What the task asks
Copy every record below exactly.

─── Exercise materials ───

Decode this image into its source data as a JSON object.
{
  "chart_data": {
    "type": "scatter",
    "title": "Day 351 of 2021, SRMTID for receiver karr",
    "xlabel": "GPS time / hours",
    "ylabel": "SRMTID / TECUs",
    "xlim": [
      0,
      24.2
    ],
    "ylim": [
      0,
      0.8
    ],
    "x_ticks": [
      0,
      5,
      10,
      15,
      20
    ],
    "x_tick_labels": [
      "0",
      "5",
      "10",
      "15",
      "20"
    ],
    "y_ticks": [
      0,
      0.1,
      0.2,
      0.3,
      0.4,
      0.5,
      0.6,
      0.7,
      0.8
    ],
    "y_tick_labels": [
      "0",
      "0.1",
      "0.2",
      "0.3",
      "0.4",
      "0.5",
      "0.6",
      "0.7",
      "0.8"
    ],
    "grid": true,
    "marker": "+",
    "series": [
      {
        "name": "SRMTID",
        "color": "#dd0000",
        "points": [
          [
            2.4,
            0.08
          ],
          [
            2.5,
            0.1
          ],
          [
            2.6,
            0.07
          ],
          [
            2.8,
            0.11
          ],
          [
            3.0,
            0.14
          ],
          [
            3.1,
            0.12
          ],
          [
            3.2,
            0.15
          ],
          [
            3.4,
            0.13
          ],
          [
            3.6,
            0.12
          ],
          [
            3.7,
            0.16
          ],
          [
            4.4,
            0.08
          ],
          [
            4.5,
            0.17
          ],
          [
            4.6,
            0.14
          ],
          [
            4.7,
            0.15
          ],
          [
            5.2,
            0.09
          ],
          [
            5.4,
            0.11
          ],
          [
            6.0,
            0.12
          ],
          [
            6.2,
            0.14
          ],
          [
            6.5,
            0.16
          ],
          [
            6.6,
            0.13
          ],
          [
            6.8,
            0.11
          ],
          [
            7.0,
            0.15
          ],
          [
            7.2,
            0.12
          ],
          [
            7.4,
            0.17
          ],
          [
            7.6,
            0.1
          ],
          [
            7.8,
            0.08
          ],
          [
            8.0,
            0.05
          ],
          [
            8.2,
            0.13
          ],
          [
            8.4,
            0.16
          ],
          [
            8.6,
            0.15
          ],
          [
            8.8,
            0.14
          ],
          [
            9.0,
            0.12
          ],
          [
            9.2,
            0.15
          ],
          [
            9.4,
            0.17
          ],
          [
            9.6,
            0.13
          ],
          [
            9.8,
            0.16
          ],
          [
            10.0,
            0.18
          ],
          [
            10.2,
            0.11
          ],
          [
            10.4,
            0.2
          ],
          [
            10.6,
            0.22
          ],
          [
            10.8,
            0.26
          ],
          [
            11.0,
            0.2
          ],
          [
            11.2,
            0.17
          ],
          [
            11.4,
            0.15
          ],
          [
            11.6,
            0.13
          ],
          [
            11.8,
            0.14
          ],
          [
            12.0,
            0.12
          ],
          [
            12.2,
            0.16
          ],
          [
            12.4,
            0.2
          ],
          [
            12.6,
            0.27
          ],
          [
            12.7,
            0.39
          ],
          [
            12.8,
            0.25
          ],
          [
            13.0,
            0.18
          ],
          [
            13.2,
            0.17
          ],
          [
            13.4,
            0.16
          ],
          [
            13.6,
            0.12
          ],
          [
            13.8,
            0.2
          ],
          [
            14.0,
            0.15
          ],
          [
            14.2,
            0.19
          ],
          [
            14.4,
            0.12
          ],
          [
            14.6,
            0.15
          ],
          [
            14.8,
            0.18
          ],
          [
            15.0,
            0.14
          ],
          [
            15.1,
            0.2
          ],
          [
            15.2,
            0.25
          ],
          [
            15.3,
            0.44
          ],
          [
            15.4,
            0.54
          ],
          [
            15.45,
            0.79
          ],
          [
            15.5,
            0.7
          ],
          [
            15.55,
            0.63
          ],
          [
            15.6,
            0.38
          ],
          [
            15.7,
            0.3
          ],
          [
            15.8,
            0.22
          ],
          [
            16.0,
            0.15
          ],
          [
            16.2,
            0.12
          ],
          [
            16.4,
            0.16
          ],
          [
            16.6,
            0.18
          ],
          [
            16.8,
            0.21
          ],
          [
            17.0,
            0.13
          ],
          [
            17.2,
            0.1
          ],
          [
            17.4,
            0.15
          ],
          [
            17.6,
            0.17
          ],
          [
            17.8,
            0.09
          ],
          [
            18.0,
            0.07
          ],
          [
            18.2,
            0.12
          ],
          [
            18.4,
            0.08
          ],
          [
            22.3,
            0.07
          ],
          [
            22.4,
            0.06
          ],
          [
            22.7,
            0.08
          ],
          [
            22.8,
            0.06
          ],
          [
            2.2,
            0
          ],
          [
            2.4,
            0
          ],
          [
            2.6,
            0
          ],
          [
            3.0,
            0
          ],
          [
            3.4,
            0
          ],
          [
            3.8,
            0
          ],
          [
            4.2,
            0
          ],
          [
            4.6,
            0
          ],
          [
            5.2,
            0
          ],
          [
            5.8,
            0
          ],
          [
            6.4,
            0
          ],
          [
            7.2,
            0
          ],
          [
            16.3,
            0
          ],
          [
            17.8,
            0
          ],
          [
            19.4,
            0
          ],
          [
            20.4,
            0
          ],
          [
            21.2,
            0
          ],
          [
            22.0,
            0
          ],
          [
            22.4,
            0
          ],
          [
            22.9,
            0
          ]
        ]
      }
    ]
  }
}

───

Output for this exercise
Decode this image into its source data as a JSON object.
{
  "chart_data": {
    "type": "scatter",
    "title": "Day 351 of 2021, SRMTID for receiver karr",
    "xlabel": "GPS time / hours",
    "ylabel": "SRMTID / TECUs",
    "xlim": [
      0,
      24.2
    ],
    "ylim": [
      0,
      0.8
    ],
    "x_ticks": [
      0,
      5,
      10,
      15,
      20
    ],
    "x_tick_labels": [
      "0",
      "5",
      "10",
      "15",
      "20"
    ],
    "y_ticks": [
      0,
      0.1,
      0.2,
      0.3,
      0.4,
      0.5,
      0.6,
      0.7,
      0.8
    ],
    "y_tick_labels": [
      "0",
      "0.1",
      "0.2",
      "0.3",
      "0.4",
      "0.5",
      "0.6",
      "0.7",
      "0.8"
    ],
    "grid": true,
    "marker": "+",
    "series": [
      {
        "name": "SRMTID",
        "color": "#dd0000",
        "points": [
          [
            2.4,
            0.08
          ],
          [
            2.5,
            0.1
          ],
          [
            2.6,
            0.07
          ],
          [
            2.8,
            0.11
          ],
          [
            3.0,
            0.14
          ],
          [
            3.1,
            0.12
          ],
          [
            3.2,
            0.15
          ],
          [
            3.4,
            0.13
          ],
          [
            3.6,
            0.12
          ],
          [
            3.7,
            0.16
          ],
          [
            4.4,
            0.08
          ],
          [
            4.5,
            0.17
          ],
          [
            4.6,
            0.14
          ],
          [
            4.7,
            0.15
          ],
          [
            5.2,
            0.09
          ],
          [
            5.4,
            0.11
          ],
          [
            6.0,
            0.12
          ],
          [
            6.2,
            0.14
          ],
          [
            6.5,
            0.16
          ],
          [
            6.6,
            0.13
          ],
          [
            6.8,
            0.11
          ],
          [
            7.0,
            0.15
          ],
          [
            7.2,
            0.12
          ],
          [
            7.4,
            0.17
          ],
          [
            7.6,
            0.1
          ],
          [
            7.8,
            0.08
          ],
          [
            8.0,
            0.05
          ],
          [
            8.2,
            0.13
          ],
          [
            8.4,
            0.16
          ],
          [
            8.6,
            0.15
          ],
          [
            8.8,
            0.14
          ],
          [
            9.0,
            0.12
          ],
          [
            9.2,
            0.15
          ],
          [
            9.4,
            0.17
          ],
          [
            9.6,
            0.13
          ],
          [
            9.8,
            0.16
          ],
          [
            10.0,
            0.18
          ],
          [
            10.2,
            0.11
          ],
          [
            10.4,
            0.2
          ],
          [
            10.6,
            0.22
          ],
          [
            10.8,
            0.26
          ],
          [
            11.0,
            0.2
          ],
          [
            11.2,
            0.17
          ],
          [
            11.4,
            0.15
          ],
          [
            11.6,
            0.13
          ],
          [
            11.8,
            0.14
          ],
          [
            12.0,
            0.12
          ],
          [
            12.2,
            0.16
          ],
          [
            12.4,
            0.2
          ],
          [
            12.6,
            0.27
          ],
          [
            12.7,
            0.39
          ],
          [
            12.8,
            0.25
          ],
          [
            13.0,
            0.18
          ],
          [
            13.2,
            0.17
          ],
          [
            13.4,
            0.16
          ],
          [
            13.6,
            0.12
          ],
          [
            13.8,
            0.2
          ],
          [
            14.0,
            0.15
          ],
          [
            14.2,
            0.19
          ],
          [
            14.4,
            0.12
          ],
          [
            14.6,
            0.15
          ],
          [
            14.8,
            0.18
          ],
          [
            15.0,
            0.14
          ],
          [
            15.1,
            0.2
          ],
          [
            15.2,
            0.25
          ],
          [
            15.3,
            0.44
          ],
          [
            15.4,
            0.54
          ],
          [
            15.45,
            0.79
          ],
          [
            15.5,
            0.7
          ],
          [
            15.55,
            0.63
          ],
          [
            15.6,
            0.38
          ],
          [
            15.7,
            0.3
          ],
          [
            15.8,
            0.22
          ],
          [
            16.0,
            0.15
          ],
          [
            16.2,
            0.12
          ],
          [
            16.4,
            0.16
          ],
          [
            16.6,
            0.18
          ],
          [
            16.8,
            0.21
          ],
          [
            17.0,
            0.13
          ],
          [
            17.2,
            0.1
          ],
          [
            17.4,
            0.15
          ],
          [
            17.6,
            0.17
          ],
          [
            17.8,
            0.09
          ],
          [
            18.0,
            0.07
          ],
          [
            18.2,
            0.12
          ],
          [
            18.4,
            0.08
          ],
          [
            22.3,
            0.07
          ],
          [
            22.4,
            0.06
          ],
          [
            22.7,
            0.08
          ],
          [
            22.8,
            0.06
          ],
          [
            2.2,
            0
          ],
          [
            2.4,
            0
          ],
          [
            2.6,
            0
          ],
          [
            3.0,
            0
          ],
          [
            3.4,
            0
          ],
          [
            3.8,
            0
          ],
          [
            4.2,
            0
          ],
          [
            4.6,
            0
          ],
          [
            5.2,
            0
          ],
          [
            5.8,
            0
          ],
          [
            6.4,
            0
          ],
          [
            7.2,
            0
          ],
          [
            16.3,
            0
          ],
          [
            17.8,
            0
          ],
          [
            19.4,
            0
          ],
          [
            20.4,
            0
          ],
          [
            21.2,
            0
          ],
          [
            22.0,
            0
          ],
          [
            22.4,
            0
          ],
          [
            22.9,
            0
          ]
        ]
      }
    ]
  }
}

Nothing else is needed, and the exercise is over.